## START DATA IN THIS EXERCISE

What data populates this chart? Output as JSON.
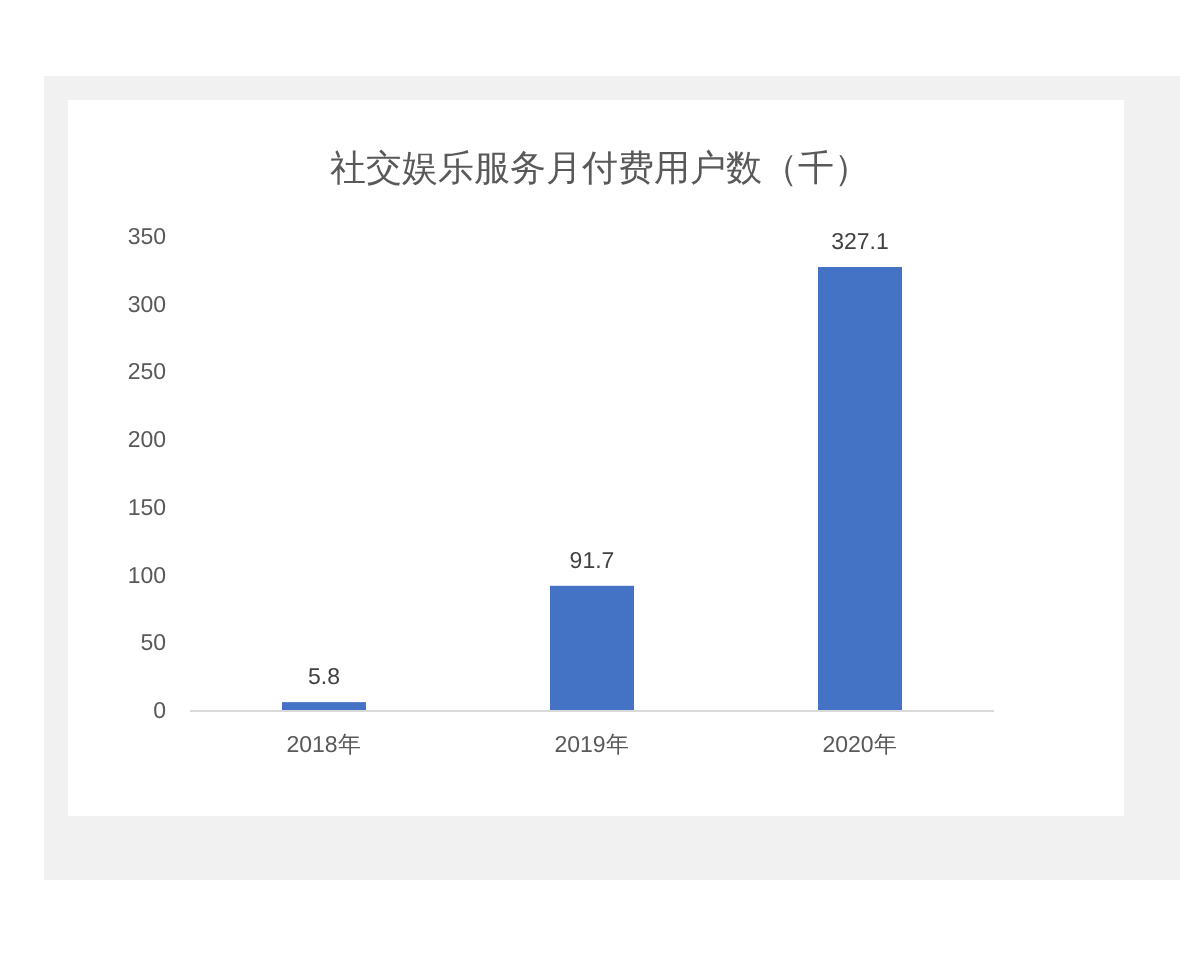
{
  "chart_data": {
    "type": "bar",
    "title": "社交娱乐服务月付费用户数（千）",
    "categories": [
      "2018年",
      "2019年",
      "2020年"
    ],
    "values": [
      5.8,
      91.7,
      327.1
    ],
    "color": "#4472c4",
    "ylim": [
      0,
      350
    ],
    "yticks": [
      0,
      50,
      100,
      150,
      200,
      250,
      300,
      350
    ],
    "data_labels": true
  }
}
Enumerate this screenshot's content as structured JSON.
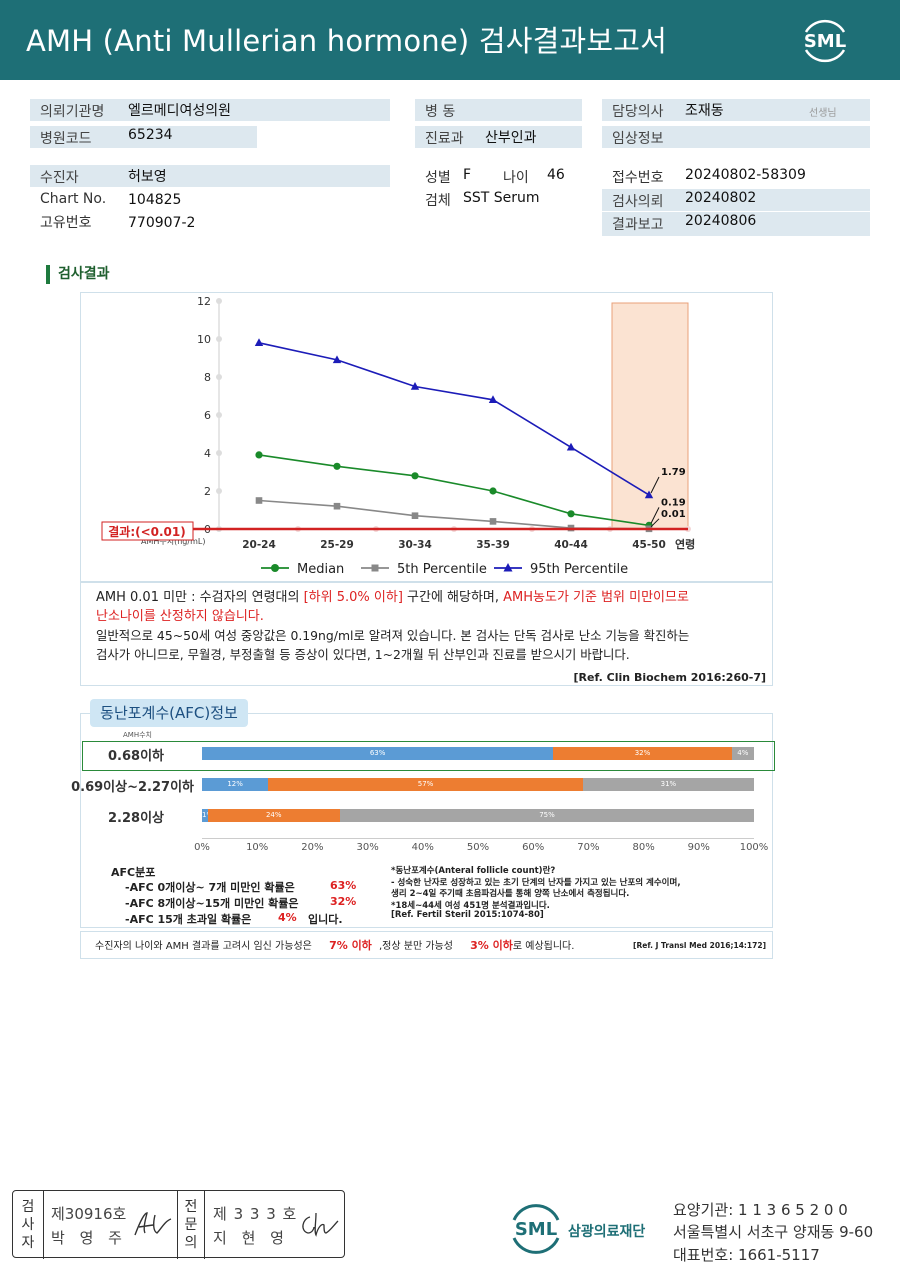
{
  "header": {
    "title": "AMH (Anti Mullerian hormone) 검사결과보고서",
    "logo_text": "SML"
  },
  "info": {
    "institution_label": "의뢰기관명",
    "institution_value": "엘르메디여성의원",
    "hospital_code_label": "병원코드",
    "hospital_code_value": "65234",
    "ward_label": "병 동",
    "ward_value": "",
    "dept_label": "진료과",
    "dept_value": "산부인과",
    "doctor_label": "담당의사",
    "doctor_value": "조재동",
    "doctor_suffix": "선생님",
    "clinical_label": "임상정보",
    "clinical_value": "",
    "patient_label": "수진자",
    "patient_value": "허보영",
    "chart_label": "Chart No.",
    "chart_value": "104825",
    "uid_label": "고유번호",
    "uid_value": "770907-2",
    "sex_label": "성별",
    "sex_value": "F",
    "age_label": "나이",
    "age_value": "46",
    "specimen_label": "검체",
    "specimen_value": "SST Serum",
    "reception_label": "접수번호",
    "reception_value": "20240802-58309",
    "request_label": "검사의뢰",
    "request_value": "20240802",
    "report_label": "결과보고",
    "report_value": "20240806"
  },
  "section_title": "검사결과",
  "chart_data": {
    "type": "line",
    "categories": [
      "20-24",
      "25-29",
      "30-34",
      "35-39",
      "40-44",
      "45-50"
    ],
    "x_axis_suffix": "연령",
    "ylabel": "AMH수치(ng/mL)",
    "ylim": [
      0,
      12
    ],
    "yticks": [
      "0",
      "2",
      "4",
      "6",
      "8",
      "10",
      "12"
    ],
    "series": [
      {
        "name": "Median",
        "color": "#1a8a2a",
        "marker": "circle",
        "values": [
          3.9,
          3.3,
          2.8,
          2.0,
          0.8,
          0.19
        ]
      },
      {
        "name": "5th Percentile",
        "color": "#888888",
        "marker": "square",
        "values": [
          1.5,
          1.2,
          0.7,
          0.4,
          0.05,
          0.01
        ]
      },
      {
        "name": "95th Percentile",
        "color": "#1c1cb8",
        "marker": "triangle",
        "values": [
          9.8,
          8.9,
          7.5,
          6.8,
          4.3,
          1.79
        ]
      }
    ],
    "point_labels": [
      "1.79",
      "0.19",
      "0.01"
    ],
    "result_label": "결과:(<0.01)",
    "result_color": "#d22222",
    "highlight_category": "45-50",
    "highlight_color": "#fbe3d2"
  },
  "note": {
    "line1_a": "AMH  0.01 미만 : 수검자의 연령대의 ",
    "line1_b": "[하위 5.0% 이하]",
    "line1_c": " 구간에 해당하며, ",
    "line1_d": "AMH농도가 기준 범위 미만이므로",
    "line2": "난소나이를 산정하지 않습니다.",
    "line3": "일반적으로 45~50세 여성 중앙값은 0.19ng/ml로 알려져 있습니다. 본 검사는 단독 검사로 난소 기능을 확진하는",
    "line4": "검사가 아니므로, 무월경, 부정출혈 등 증상이 있다면, 1~2개월 뒤 산부인과 진료를 받으시기 바랍니다.",
    "ref": "[Ref. Clin Biochem 2016:260-7]"
  },
  "afc": {
    "tab_title": "동난포계수(AFC)정보",
    "amh_caption": "AMH수치",
    "rows": [
      {
        "label": "0.68이하",
        "segments": [
          63,
          32,
          4
        ],
        "texts": [
          "63%",
          "32%",
          "4%"
        ]
      },
      {
        "label": "0.69이상~2.27이하",
        "segments": [
          12,
          57,
          31
        ],
        "texts": [
          "12%",
          "57%",
          "31%"
        ]
      },
      {
        "label": "2.28이상",
        "segments": [
          1,
          24,
          75
        ],
        "texts": [
          "1%",
          "24%",
          "75%"
        ]
      }
    ],
    "segment_colors": [
      "#5b9bd5",
      "#ed7d31",
      "#a5a5a5"
    ],
    "axis_ticks": [
      "0%",
      "10%",
      "20%",
      "30%",
      "40%",
      "50%",
      "60%",
      "70%",
      "80%",
      "90%",
      "100%"
    ],
    "dist_title": "AFC분포",
    "dist_lines": [
      {
        "text": "-AFC  0개이상~ 7개 미만인 확률은",
        "pct": "63%",
        "tail": ""
      },
      {
        "text": "-AFC  8개이상~15개 미만인 확률은",
        "pct": "32%",
        "tail": ""
      },
      {
        "text": "-AFC  15개 초과일 확률은",
        "pct": "4%",
        "tail": "입니다."
      }
    ],
    "def_lines": [
      "*동난포계수(Anteral  follicle  count)란?",
      "- 성숙한 난자로 성장하고 있는 초기 단계의 난자를 가지고 있는 난포의 계수이며,",
      "  생리 2~4일 주기때 초음파검사를 통해 양쪽 난소에서 측정됩니다.",
      "*18세~44세 여성 451명 분석결과입니다.",
      "[Ref. Fertil Steril 2015:1074-80]"
    ]
  },
  "final": {
    "a": "수진자의  나이와 AMH 결과를 고려시 임신 가능성은",
    "b": "7% 이하",
    "c": ",정상 분만 가능성",
    "d": "3% 이하",
    "e": "로 예상됩니다.",
    "ref": "[Ref. J Transl Med 2016;14:172]"
  },
  "footer": {
    "exam_vertical": "검사자",
    "exam_no": "제30916호",
    "exam_name": "박 영 주",
    "spec_vertical": "전문의",
    "spec_no": "제 3 3 3 호",
    "spec_name": "지 현 영",
    "org_name": "삼광의료재단",
    "org_logo": "SML",
    "institution_code": "요양기관: 1 1 3 6 5 2 0 0",
    "address": "서울특별시 서초구 양재동 9-60",
    "phone": "대표번호: 1661-5117"
  }
}
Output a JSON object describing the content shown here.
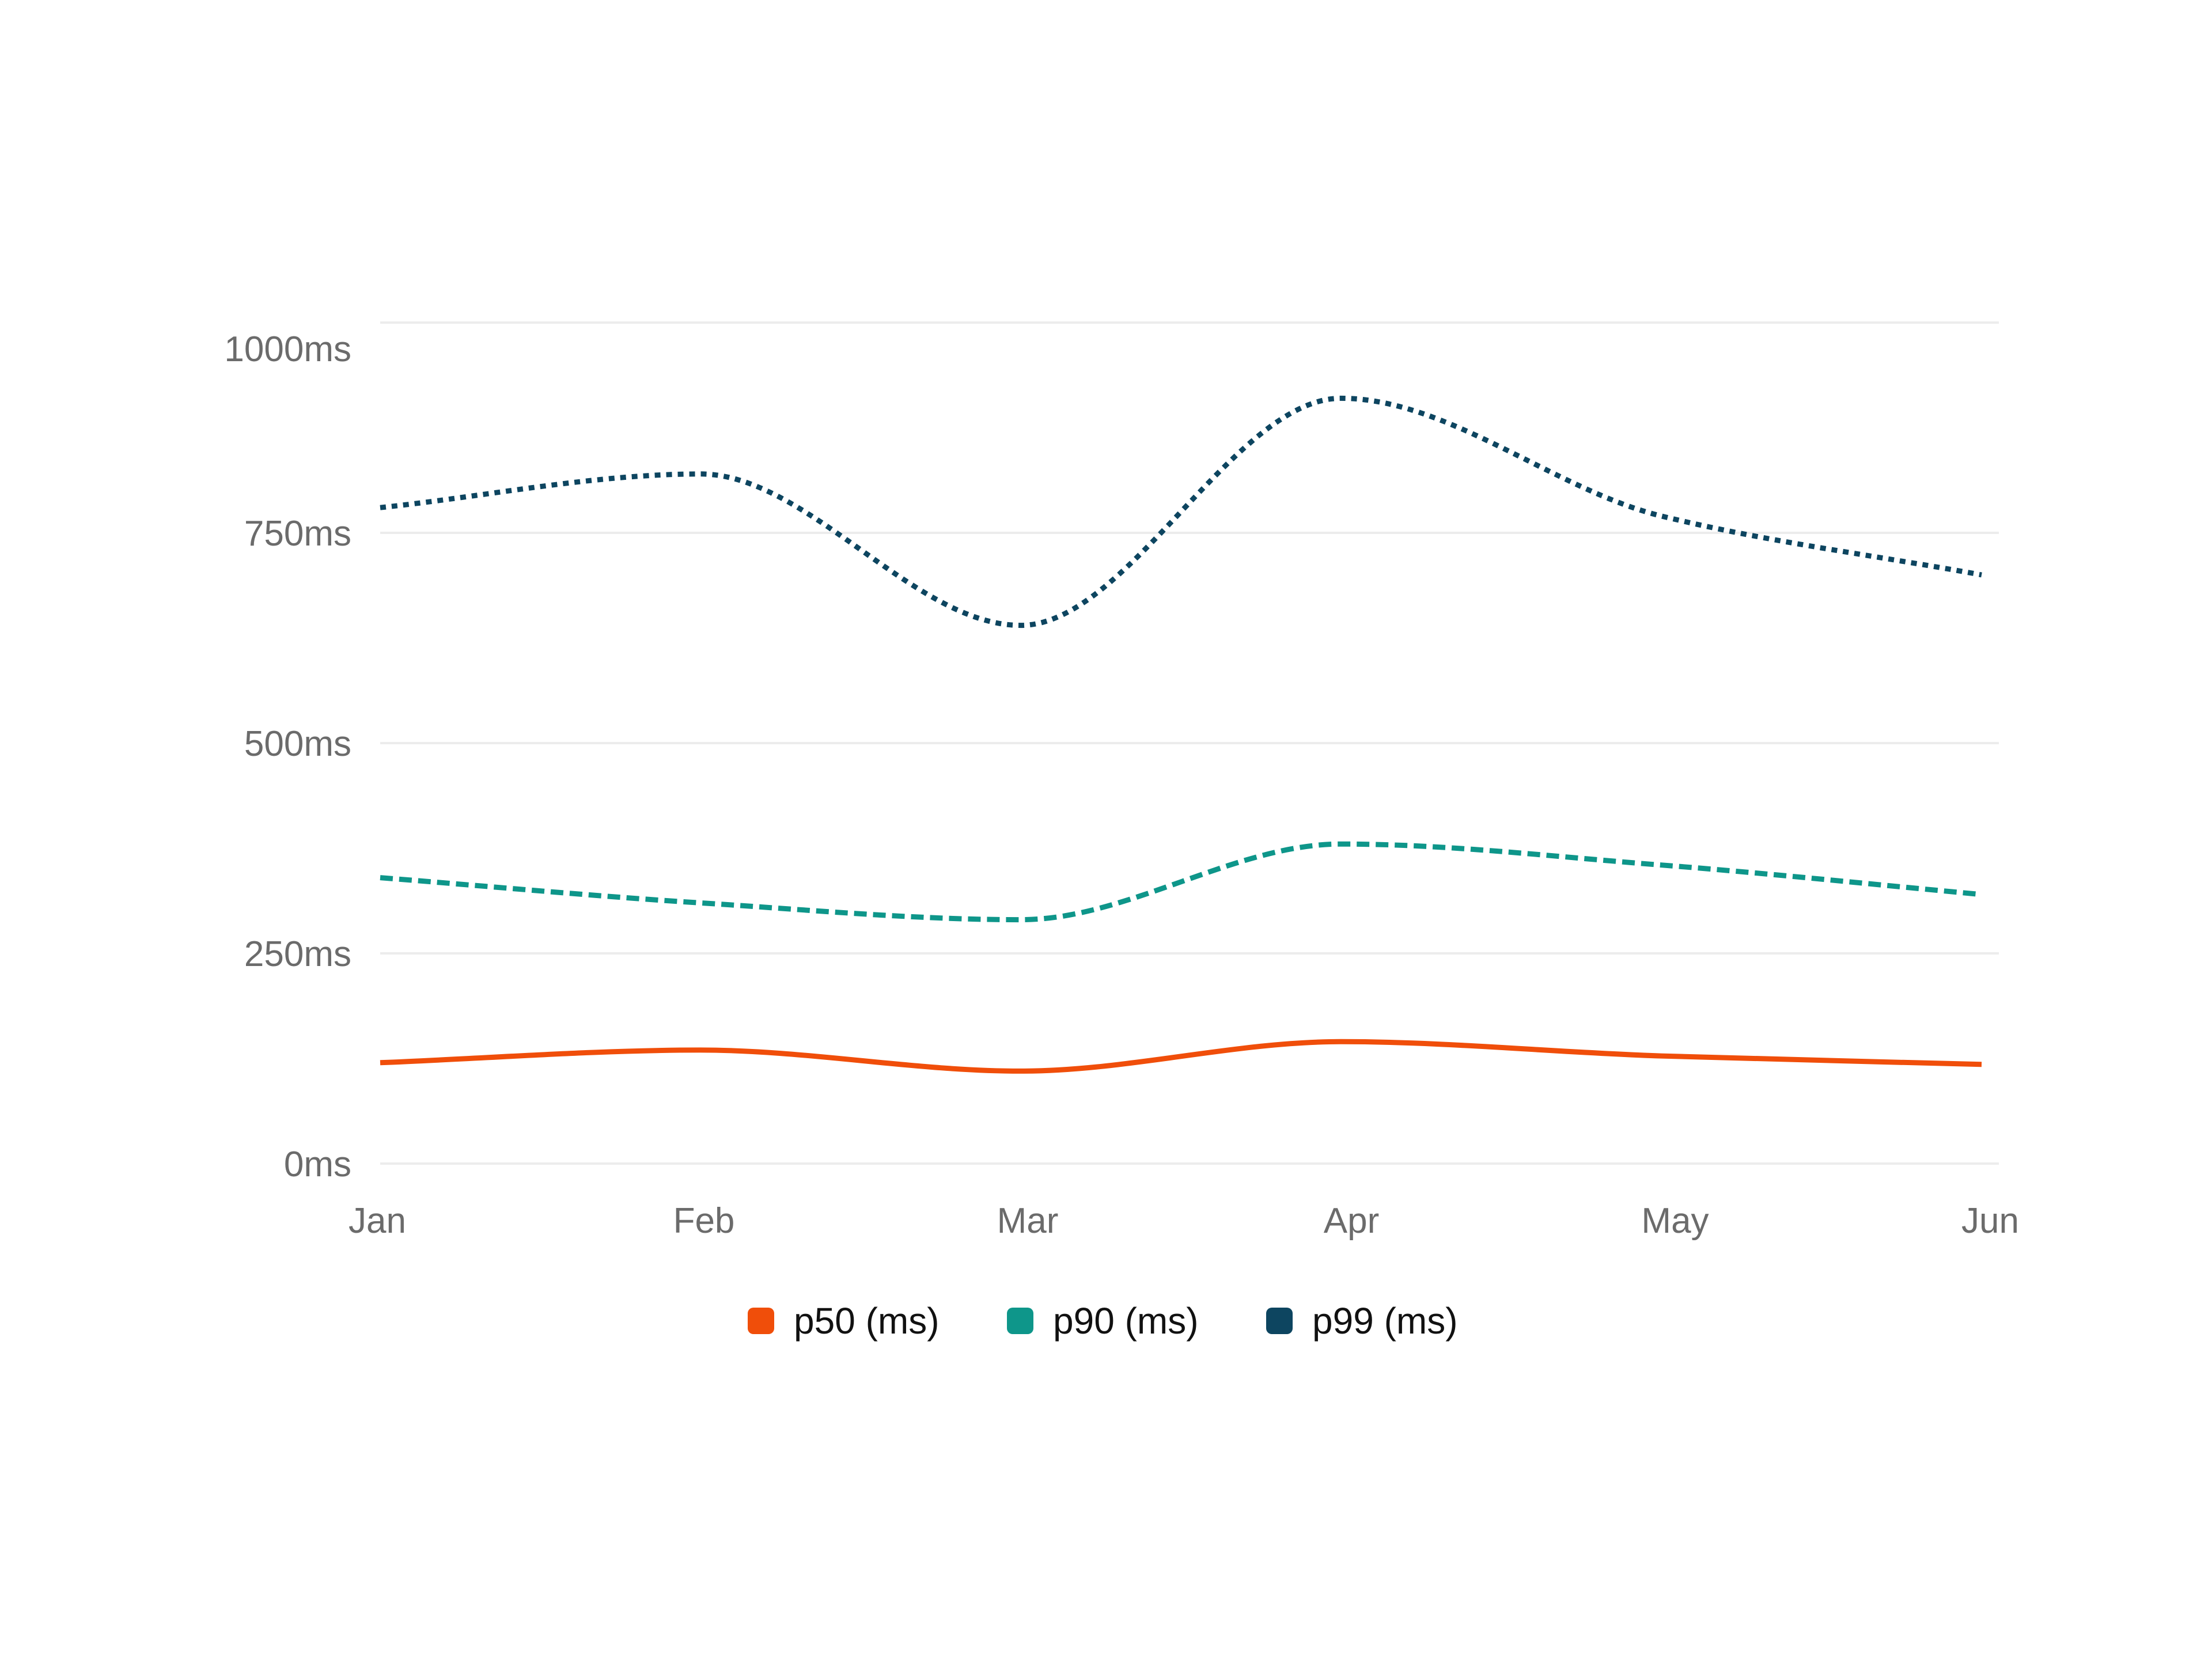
{
  "chart_data": {
    "type": "line",
    "title": "",
    "xlabel": "",
    "ylabel": "",
    "categories": [
      "Jan",
      "Feb",
      "Mar",
      "Apr",
      "May",
      "Jun"
    ],
    "ylim": [
      0,
      1000
    ],
    "yticks": [
      0,
      250,
      500,
      750,
      1000
    ],
    "ytick_labels": [
      "0ms",
      "250ms",
      "500ms",
      "750ms",
      "1000ms"
    ],
    "grid": true,
    "legend_position": "bottom",
    "curve": "smooth",
    "series": [
      {
        "name": "p50 (ms)",
        "values": [
          120,
          135,
          110,
          145,
          128,
          118
        ],
        "color": "#f04e0a",
        "style": "solid"
      },
      {
        "name": "p90 (ms)",
        "values": [
          340,
          310,
          290,
          380,
          355,
          320
        ],
        "color": "#0e968a",
        "style": "dashed"
      },
      {
        "name": "p99 (ms)",
        "values": [
          780,
          820,
          640,
          910,
          770,
          700
        ],
        "color": "#0d4560",
        "style": "dotted"
      }
    ]
  }
}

## END DATA IN THIS EXERCISE

- _TASK REQUIREMENTS_
Filter the records for lines holding the string "동난포계수". Copy each one.

- _ANSWER TO THIS TASK_
    "tab_title": "동난포계수(AFC)정보",
      "*동난포계수(Anteral  follicle  count)란?",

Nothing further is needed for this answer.